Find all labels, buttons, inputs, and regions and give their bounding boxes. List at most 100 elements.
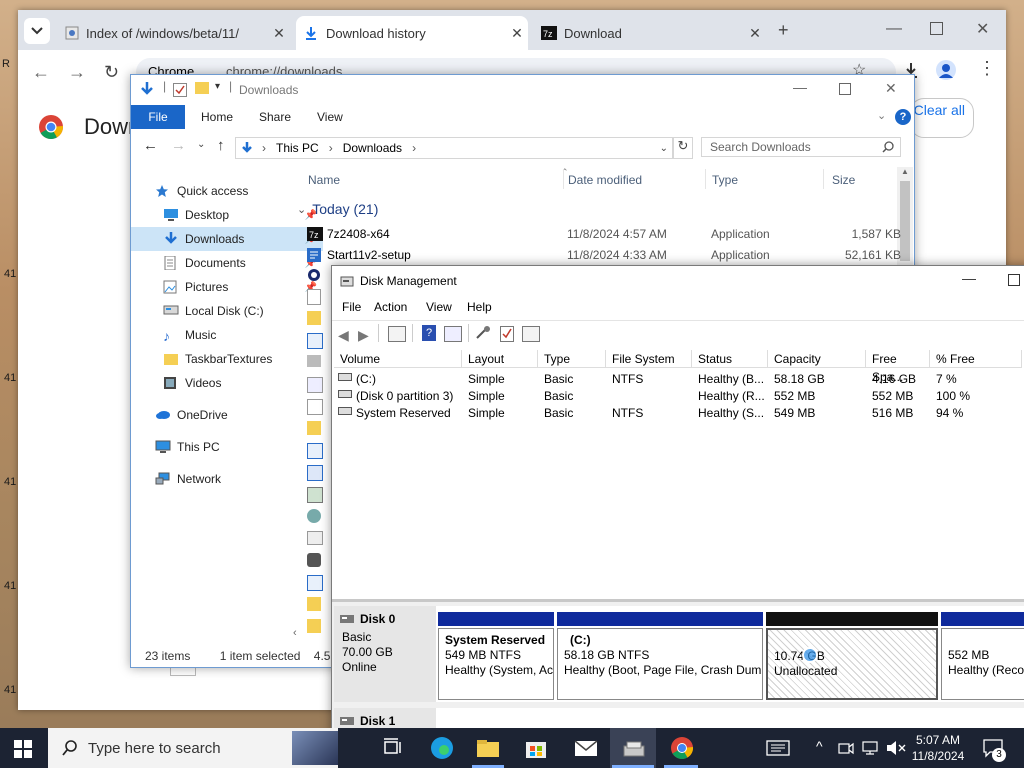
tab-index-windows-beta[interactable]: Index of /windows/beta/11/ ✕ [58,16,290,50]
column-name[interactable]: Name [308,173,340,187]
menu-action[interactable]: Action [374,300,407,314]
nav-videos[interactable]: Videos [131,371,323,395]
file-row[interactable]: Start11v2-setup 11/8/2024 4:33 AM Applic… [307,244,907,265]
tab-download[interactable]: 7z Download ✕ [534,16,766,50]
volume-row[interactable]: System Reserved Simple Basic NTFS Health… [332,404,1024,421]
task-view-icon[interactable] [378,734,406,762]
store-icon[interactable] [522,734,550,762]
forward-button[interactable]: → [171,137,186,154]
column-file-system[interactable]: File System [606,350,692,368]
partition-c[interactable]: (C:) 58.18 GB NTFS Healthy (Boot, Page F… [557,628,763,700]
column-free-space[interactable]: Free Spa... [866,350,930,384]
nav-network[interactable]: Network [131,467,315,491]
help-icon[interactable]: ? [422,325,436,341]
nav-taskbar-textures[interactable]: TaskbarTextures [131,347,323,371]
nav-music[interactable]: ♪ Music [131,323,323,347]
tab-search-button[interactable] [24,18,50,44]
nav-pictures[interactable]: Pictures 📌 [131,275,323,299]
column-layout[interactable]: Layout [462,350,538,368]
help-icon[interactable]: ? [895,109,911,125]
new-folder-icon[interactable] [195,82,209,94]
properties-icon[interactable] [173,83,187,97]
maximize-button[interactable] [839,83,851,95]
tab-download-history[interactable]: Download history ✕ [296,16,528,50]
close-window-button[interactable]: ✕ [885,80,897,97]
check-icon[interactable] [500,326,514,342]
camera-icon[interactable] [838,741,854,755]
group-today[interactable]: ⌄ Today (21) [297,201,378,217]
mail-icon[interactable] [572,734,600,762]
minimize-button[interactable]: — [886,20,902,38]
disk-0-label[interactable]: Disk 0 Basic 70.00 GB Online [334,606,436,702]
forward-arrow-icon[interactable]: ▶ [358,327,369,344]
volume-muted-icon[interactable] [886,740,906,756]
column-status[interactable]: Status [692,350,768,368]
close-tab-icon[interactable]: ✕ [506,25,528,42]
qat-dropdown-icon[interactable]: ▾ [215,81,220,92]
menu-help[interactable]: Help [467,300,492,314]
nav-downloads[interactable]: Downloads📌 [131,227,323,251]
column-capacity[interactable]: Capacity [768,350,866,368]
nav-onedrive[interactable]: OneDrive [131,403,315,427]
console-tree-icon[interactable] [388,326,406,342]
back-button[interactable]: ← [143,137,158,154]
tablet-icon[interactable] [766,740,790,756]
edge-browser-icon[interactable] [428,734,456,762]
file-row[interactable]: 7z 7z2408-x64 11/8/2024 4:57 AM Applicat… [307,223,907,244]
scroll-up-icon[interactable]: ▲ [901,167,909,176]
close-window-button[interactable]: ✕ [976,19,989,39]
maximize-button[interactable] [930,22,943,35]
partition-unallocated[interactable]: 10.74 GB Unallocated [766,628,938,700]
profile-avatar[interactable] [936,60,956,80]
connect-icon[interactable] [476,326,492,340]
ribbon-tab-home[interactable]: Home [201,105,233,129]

TASK TO CARRY OUT: Copy the listing above line for line, leaving out the pictures.

ANSWER TO THE PROBLEM:
Find all labels, buttons, inputs, and regions and give their bounding boxes. List at most 100 elements.
tab-index-windows-beta[interactable]: Index of /windows/beta/11/ ✕ [58,16,290,50]
column-name[interactable]: Name [308,173,340,187]
menu-action[interactable]: Action [374,300,407,314]
nav-videos[interactable]: Videos [131,371,323,395]
file-row[interactable]: Start11v2-setup 11/8/2024 4:33 AM Applic… [307,244,907,265]
tab-download[interactable]: 7z Download ✕ [534,16,766,50]
volume-row[interactable]: System Reserved Simple Basic NTFS Health… [332,404,1024,421]
task-view-icon[interactable] [378,734,406,762]
store-icon[interactable] [522,734,550,762]
forward-button[interactable]: → [171,137,186,154]
column-file-system[interactable]: File System [606,350,692,368]
partition-c[interactable]: (C:) 58.18 GB NTFS Healthy (Boot, Page F… [557,628,763,700]
column-free-space[interactable]: Free Spa... [866,350,930,384]
nav-network[interactable]: Network [131,467,315,491]
help-icon[interactable]: ? [422,325,436,341]
nav-taskbar-textures[interactable]: TaskbarTextures [131,347,323,371]
nav-music[interactable]: ♪ Music [131,323,323,347]
tab-search-button[interactable] [24,18,50,44]
nav-pictures[interactable]: Pictures 📌 [131,275,323,299]
column-layout[interactable]: Layout [462,350,538,368]
help-icon[interactable]: ? [895,109,911,125]
new-folder-icon[interactable] [195,82,209,94]
properties-icon[interactable] [173,83,187,97]
maximize-button[interactable] [839,83,851,95]
tab-download-history[interactable]: Download history ✕ [296,16,528,50]
close-window-button[interactable]: ✕ [885,80,897,97]
check-icon[interactable] [500,326,514,342]
camera-icon[interactable] [838,741,854,755]
group-today[interactable]: ⌄ Today (21) [297,201,378,217]
mail-icon[interactable] [572,734,600,762]
minimize-button[interactable]: — [886,20,902,38]
disk-0-label[interactable]: Disk 0 Basic 70.00 GB Online [334,606,436,702]
forward-arrow-icon[interactable]: ▶ [358,327,369,344]
volume-muted-icon[interactable] [886,740,906,756]
column-status[interactable]: Status [692,350,768,368]
close-tab-icon[interactable]: ✕ [506,25,528,42]
qat-dropdown-icon[interactable]: ▾ [215,81,220,92]
menu-help[interactable]: Help [467,300,492,314]
nav-downloads[interactable]: Downloads📌 [131,227,323,251]
column-capacity[interactable]: Capacity [768,350,866,368]
nav-onedrive[interactable]: OneDrive [131,403,315,427]
console-tree-icon[interactable] [388,326,406,342]
back-button[interactable]: ← [143,137,158,154]
tablet-icon[interactable] [766,740,790,756]
edge-browser-icon[interactable] [428,734,456,762]
file-row[interactable]: 7z 7z2408-x64 11/8/2024 4:57 AM Applicat… [307,223,907,244]
scroll-up-icon[interactable]: ▲ [901,167,909,176]
close-window-button[interactable]: ✕ [976,19,989,39]
maximize-button[interactable] [930,22,943,35]
partition-unallocated[interactable]: 10.74 GB Unallocated [766,628,938,700]
profile-avatar[interactable] [936,60,956,80]
connect-icon[interactable] [476,326,492,340]
ribbon-tab-home[interactable]: Home [201,105,233,129]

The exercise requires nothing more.